Exercise objective
Transcribe every one of the rows below exactly as they appear, leaving the pictures out of your answer.

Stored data
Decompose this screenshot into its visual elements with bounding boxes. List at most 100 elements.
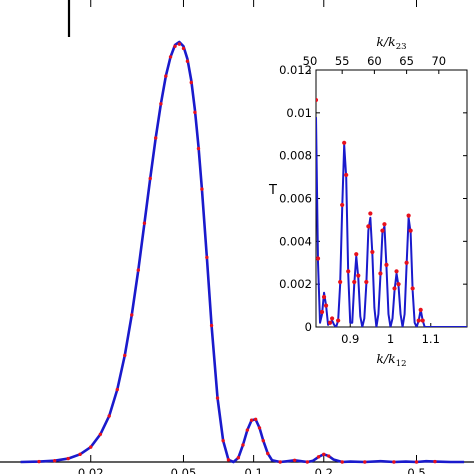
inset-x2-tick-label: 55 xyxy=(335,54,350,68)
x-tick-label: 0.1 xyxy=(244,466,262,474)
main-series-point xyxy=(327,454,331,458)
main-series-point xyxy=(363,460,367,464)
inset-series-point xyxy=(327,320,333,325)
inset-plot: 0 0.002 0.004 0.006 0.008 0.01 0.012 0.9 1 1.1 50 5… xyxy=(268,34,474,369)
main-series-point xyxy=(115,387,119,392)
inset-series-point xyxy=(392,286,397,291)
inset-series-point xyxy=(366,224,371,229)
main-series-point xyxy=(205,255,209,260)
main-series-point xyxy=(177,42,182,46)
main-series-point xyxy=(253,417,258,422)
inset-x2-axis-label-main: k/k xyxy=(376,34,395,49)
main-series-point xyxy=(221,438,225,443)
main-series-point xyxy=(159,102,163,106)
inset-series-point xyxy=(364,279,369,285)
inset-series-point xyxy=(344,172,349,178)
main-series-point xyxy=(185,59,190,63)
main-series-point xyxy=(266,451,270,456)
inset-series-point xyxy=(330,316,335,321)
inset-x-axis-label-subscript: 12 xyxy=(396,359,407,369)
main-series-point xyxy=(173,44,177,48)
inset-series-point xyxy=(352,279,357,285)
main-series-point xyxy=(107,414,111,418)
inset-y-tick-label: 0.006 xyxy=(279,192,312,206)
inset-series-point xyxy=(323,303,329,308)
main-series-point xyxy=(316,455,321,459)
inset-y-axis-label: T xyxy=(268,183,277,198)
inset-x-tick-label: 1.1 xyxy=(422,332,440,346)
main-series-point xyxy=(226,458,231,462)
inset-series-point xyxy=(346,269,351,274)
main-series-point xyxy=(142,221,147,225)
inset-x2-axis-label-subscript: 23 xyxy=(396,42,407,52)
inset-series-point xyxy=(382,222,387,227)
main-series-point xyxy=(89,445,93,449)
inset-series-group xyxy=(316,97,467,327)
main-series-point xyxy=(340,460,344,464)
inset-series-point xyxy=(410,286,415,291)
inset-series-point xyxy=(378,271,383,276)
main-series-point xyxy=(392,460,396,464)
main-series-point xyxy=(66,456,70,461)
main-series-point xyxy=(249,418,254,422)
main-series-point xyxy=(153,136,158,140)
inset-series-point xyxy=(396,282,401,287)
inset-y-tick-label: 0.008 xyxy=(279,149,312,163)
main-series-point xyxy=(322,452,326,457)
main-series-point xyxy=(292,458,297,462)
main-series-point xyxy=(245,428,250,432)
inset-series-point xyxy=(319,309,325,315)
inset-series-point xyxy=(404,260,409,265)
main-series-point xyxy=(305,460,310,464)
inset-x-axis-label-main: k/k xyxy=(376,351,395,366)
inset-series-point xyxy=(336,318,341,323)
inset-x-tick-label: 0.9 xyxy=(341,332,359,346)
main-series-point xyxy=(215,396,220,400)
inset-x2-tick-label: 65 xyxy=(399,54,414,68)
inset-series-point xyxy=(384,262,389,267)
inset-y-tick-label: 0.004 xyxy=(279,234,312,248)
main-series-point xyxy=(168,55,173,59)
inset-series-point xyxy=(370,249,375,255)
main-series-point xyxy=(148,176,152,181)
inset-series-point xyxy=(342,140,347,145)
main-series-point xyxy=(37,459,41,464)
main-series-point xyxy=(200,187,204,191)
inset-y-tick-label: 0.012 xyxy=(279,63,312,77)
main-series-point xyxy=(433,459,437,464)
inset-x2-tick-label: 60 xyxy=(367,54,382,68)
x-tick-label: 0.2 xyxy=(315,466,333,474)
inset-series-point xyxy=(340,202,345,208)
main-series-point xyxy=(196,146,201,151)
main-series-point xyxy=(164,74,168,78)
inset-series-point xyxy=(408,228,413,233)
main-series-point xyxy=(414,460,419,464)
inset-series-point xyxy=(356,273,361,278)
inset-series-point xyxy=(416,318,421,323)
main-series-point xyxy=(136,268,141,272)
main-series-point xyxy=(241,443,245,447)
main-series-point xyxy=(193,110,197,115)
inset-series-point xyxy=(316,97,319,103)
inset-x-tick-label: 1 xyxy=(387,332,394,346)
main-series-point xyxy=(52,459,57,463)
inset-series-point xyxy=(368,211,373,216)
main-series-point xyxy=(130,313,134,317)
main-series-point xyxy=(98,432,103,436)
inset-series-point xyxy=(418,307,423,312)
inset-series-curve xyxy=(316,117,467,327)
inset-x2-axis-label: k/k23 xyxy=(376,34,406,52)
x-tick-label: 0.05 xyxy=(171,466,197,474)
inset-y-tick-label: 0.01 xyxy=(286,106,312,120)
x-tick-label: 0.02 xyxy=(78,466,104,474)
inset-y-tick-label: 0.002 xyxy=(279,277,312,291)
main-series-point xyxy=(261,438,265,443)
inset-series-point xyxy=(420,318,425,323)
main-series-point xyxy=(189,80,193,85)
inset-series-point xyxy=(316,256,321,261)
inset-series-point xyxy=(406,213,411,218)
x-tick-label: 0.5 xyxy=(407,466,425,474)
main-series-point xyxy=(236,456,241,460)
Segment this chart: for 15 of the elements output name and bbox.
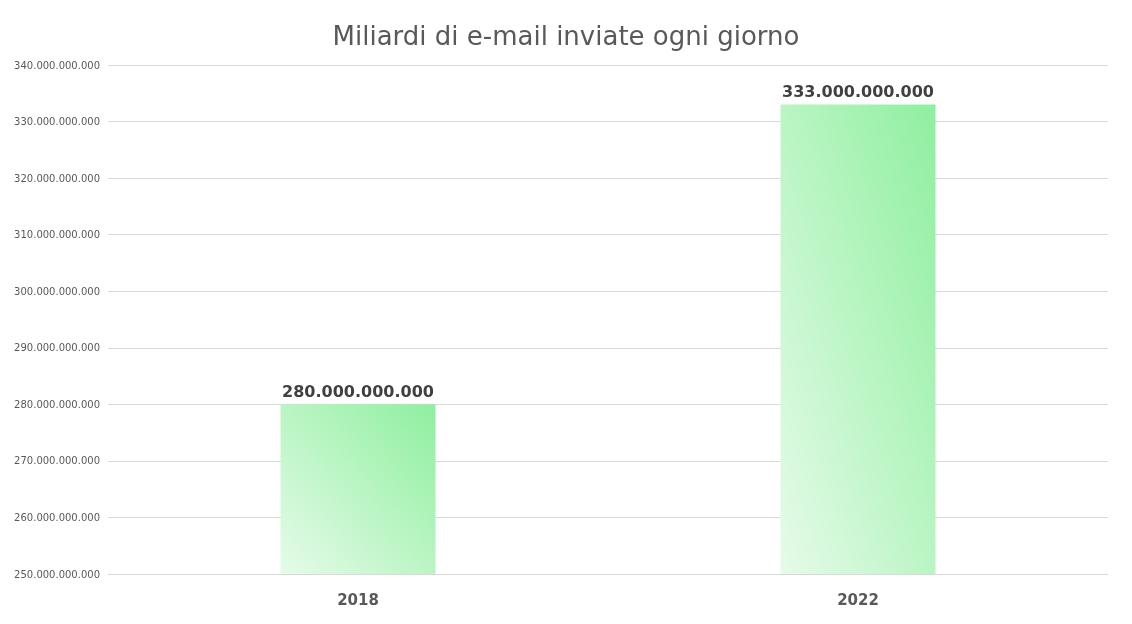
- y-tick-label: 300.000.000.000: [14, 285, 100, 297]
- y-tick-label: 330.000.000.000: [14, 116, 100, 128]
- y-tick-label: 320.000.000.000: [14, 172, 100, 184]
- data-label: 280.000.000.000: [282, 381, 434, 401]
- chart-title: Miliardi di e-mail inviate ogni giorno: [332, 21, 800, 51]
- y-tick-label: 340.000.000.000: [14, 59, 100, 71]
- y-tick-label: 280.000.000.000: [14, 398, 100, 410]
- data-label: 333.000.000.000: [782, 82, 934, 102]
- y-tick-label: 270.000.000.000: [14, 455, 100, 467]
- y-tick-label: 260.000.000.000: [14, 511, 100, 523]
- y-tick-label: 250.000.000.000: [14, 568, 100, 580]
- y-tick-label: 290.000.000.000: [14, 342, 100, 354]
- x-tick-label: 2018: [337, 590, 379, 609]
- x-tick-label: 2022: [837, 590, 879, 609]
- y-tick-label: 310.000.000.000: [14, 229, 100, 241]
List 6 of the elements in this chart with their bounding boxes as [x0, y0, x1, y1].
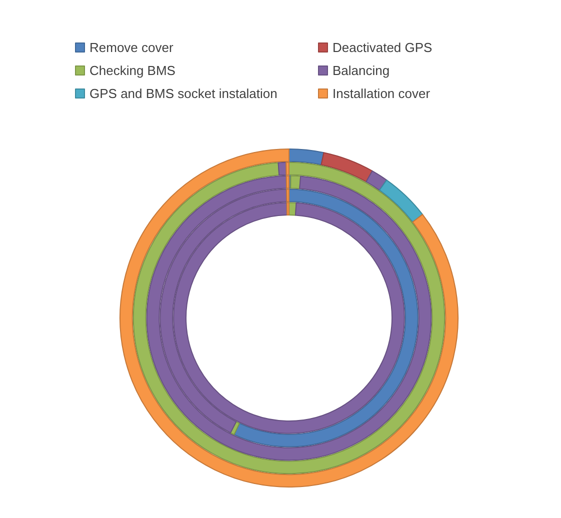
- legend-label: Balancing: [332, 63, 390, 78]
- legend-label: Checking BMS: [90, 63, 176, 78]
- legend-label: Installation cover: [332, 86, 431, 101]
- legend-label: GPS and BMS socket instalation: [90, 86, 278, 101]
- legend-label: Remove cover: [90, 40, 174, 55]
- legend-label: Deactivated GPS: [332, 40, 433, 55]
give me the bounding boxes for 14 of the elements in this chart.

Solution to this task
Decompose this screenshot into its visual elements with bounding boxes. List at most 100 elements.
inset-x2-tick-label: 55 xyxy=(335,54,350,68)
x-tick-label: 0.1 xyxy=(244,466,262,474)
main-series-point xyxy=(327,454,331,458)
main-series-point xyxy=(363,460,367,464)
inset-series-point xyxy=(327,320,333,325)
inset-plot: 0 0.002 0.004 0.006 0.008 0.01 0.012 0.9 1 1.1 50 5… xyxy=(268,34,474,369)
main-series-point xyxy=(115,387,119,392)
inset-series-point xyxy=(392,286,397,291)
inset-series-point xyxy=(366,224,371,229)
main-series-point xyxy=(205,255,209,260)
main-series-point xyxy=(177,42,182,46)
main-series-point xyxy=(253,417,258,422)
inset-x2-axis-label-main: k/k xyxy=(376,34,395,49)
main-series-point xyxy=(221,438,225,443)
main-series-point xyxy=(159,102,163,106)
inset-series-point xyxy=(364,279,369,285)
inset-series-point xyxy=(344,172,349,178)
main-series-point xyxy=(185,59,190,63)
main-series-point xyxy=(266,451,270,456)
inset-series-point xyxy=(330,316,335,321)
inset-x-axis-label-subscript: 12 xyxy=(396,359,407,369)
main-series-point xyxy=(173,44,177,48)
inset-series-point xyxy=(352,279,357,285)
main-series-point xyxy=(107,414,111,418)
inset-y-tick-label: 0.006 xyxy=(279,192,312,206)
inset-series-point xyxy=(323,303,329,308)
main-series-point xyxy=(316,455,321,459)
inset-y-axis-label: T xyxy=(268,183,277,198)
inset-x-tick-label: 1.1 xyxy=(422,332,440,346)
main-series-point xyxy=(226,458,231,462)
inset-series-point xyxy=(346,269,351,274)
main-series-point xyxy=(142,221,147,225)
inset-x2-axis-label-subscript: 23 xyxy=(396,42,407,52)
inset-series-point xyxy=(382,222,387,227)
main-series-point xyxy=(89,445,93,449)
inset-series-group xyxy=(316,97,467,327)
main-series-point xyxy=(340,460,344,464)
inset-series-point xyxy=(410,286,415,291)
inset-series-point xyxy=(378,271,383,276)
main-series-point xyxy=(392,460,396,464)
main-series-point xyxy=(66,456,70,461)
main-series-point xyxy=(249,418,254,422)
main-series-point xyxy=(153,136,158,140)
inset-series-point xyxy=(396,282,401,287)
inset-y-tick-label: 0.008 xyxy=(279,149,312,163)
main-series-point xyxy=(322,452,326,457)
main-series-point xyxy=(292,458,297,462)
main-series-point xyxy=(245,428,250,432)
inset-series-point xyxy=(319,309,325,315)
inset-series-point xyxy=(404,260,409,265)
main-series-point xyxy=(305,460,310,464)
inset-x-axis-label-main: k/k xyxy=(376,351,395,366)
inset-series-point xyxy=(336,318,341,323)
inset-x-tick-label: 0.9 xyxy=(341,332,359,346)
main-series-point xyxy=(215,396,220,400)
inset-x2-tick-label: 65 xyxy=(399,54,414,68)
inset-series-point xyxy=(384,262,389,267)
inset-y-tick-label: 0.004 xyxy=(279,234,312,248)
main-series-point xyxy=(168,55,173,59)
inset-series-point xyxy=(370,249,375,255)
main-series-point xyxy=(148,176,152,181)
inset-series-point xyxy=(342,140,347,145)
main-series-point xyxy=(37,459,41,464)
main-series-point xyxy=(200,187,204,191)
inset-y-tick-label: 0.012 xyxy=(279,63,312,77)
main-series-point xyxy=(433,459,437,464)
inset-x2-tick-label: 60 xyxy=(367,54,382,68)
x-tick-label: 0.2 xyxy=(315,466,333,474)
inset-series-point xyxy=(340,202,345,208)
main-series-point xyxy=(196,146,201,151)
main-series-point xyxy=(164,74,168,78)
inset-series-point xyxy=(408,228,413,233)
main-series-point xyxy=(414,460,419,464)
inset-series-point xyxy=(356,273,361,278)
inset-series-point xyxy=(416,318,421,323)
main-series-point xyxy=(136,268,141,272)
main-series-point xyxy=(241,443,245,447)
main-series-point xyxy=(193,110,197,115)
inset-series-point xyxy=(316,97,319,103)
inset-x-tick-label: 1 xyxy=(387,332,394,346)
main-series-point xyxy=(52,459,57,463)
inset-series-point xyxy=(368,211,373,216)
main-series-point xyxy=(130,313,134,317)
main-series-point xyxy=(98,432,103,436)
inset-series-point xyxy=(418,307,423,312)
inset-series-curve xyxy=(316,117,467,327)
inset-x2-axis-label: k/k23 xyxy=(376,34,406,52)
x-tick-label: 0.05 xyxy=(171,466,197,474)
inset-y-tick-label: 0.01 xyxy=(286,106,312,120)
x-tick-label: 0.02 xyxy=(78,466,104,474)
inset-y-tick-label: 0.002 xyxy=(279,277,312,291)
main-series-point xyxy=(261,438,265,443)
inset-series-point xyxy=(420,318,425,323)
main-series-point xyxy=(189,80,193,85)
inset-series-point xyxy=(316,256,321,261)
inset-series-point xyxy=(406,213,411,218)
x-tick-label: 0.5 xyxy=(407,466,425,474)
main-series-point xyxy=(236,456,241,460)
Segment this chart: for 15 of the elements output name and bbox.
- y-tick-label: 300.000.000.000: [14, 285, 100, 297]
- y-tick-label: 330.000.000.000: [14, 116, 100, 128]
- y-tick-label: 320.000.000.000: [14, 172, 100, 184]
- data-label: 280.000.000.000: [282, 381, 434, 401]
- chart-title: Miliardi di e-mail inviate ogni giorno: [332, 21, 800, 51]
- y-tick-label: 340.000.000.000: [14, 59, 100, 71]
- y-tick-label: 280.000.000.000: [14, 398, 100, 410]
- data-label: 333.000.000.000: [782, 82, 934, 102]
- y-tick-label: 270.000.000.000: [14, 455, 100, 467]
- y-tick-label: 260.000.000.000: [14, 511, 100, 523]
- y-tick-label: 250.000.000.000: [14, 568, 100, 580]
- y-tick-label: 290.000.000.000: [14, 342, 100, 354]
- x-tick-label: 2018: [337, 590, 379, 609]
- x-tick-label: 2022: [837, 590, 879, 609]
- y-tick-label: 310.000.000.000: [14, 229, 100, 241]
List 6 of the elements in this chart with their bounding boxes as [x0, y0, x1, y1].
- legend-label: Balancing: [332, 63, 390, 78]
- legend-label: Checking BMS: [90, 63, 176, 78]
- legend-label: Installation cover: [332, 86, 431, 101]
- legend-label: GPS and BMS socket instalation: [90, 86, 278, 101]
- legend-label: Remove cover: [90, 40, 174, 55]
- legend-label: Deactivated GPS: [332, 40, 433, 55]
give me the bounding boxes for 14 of the elements in this chart.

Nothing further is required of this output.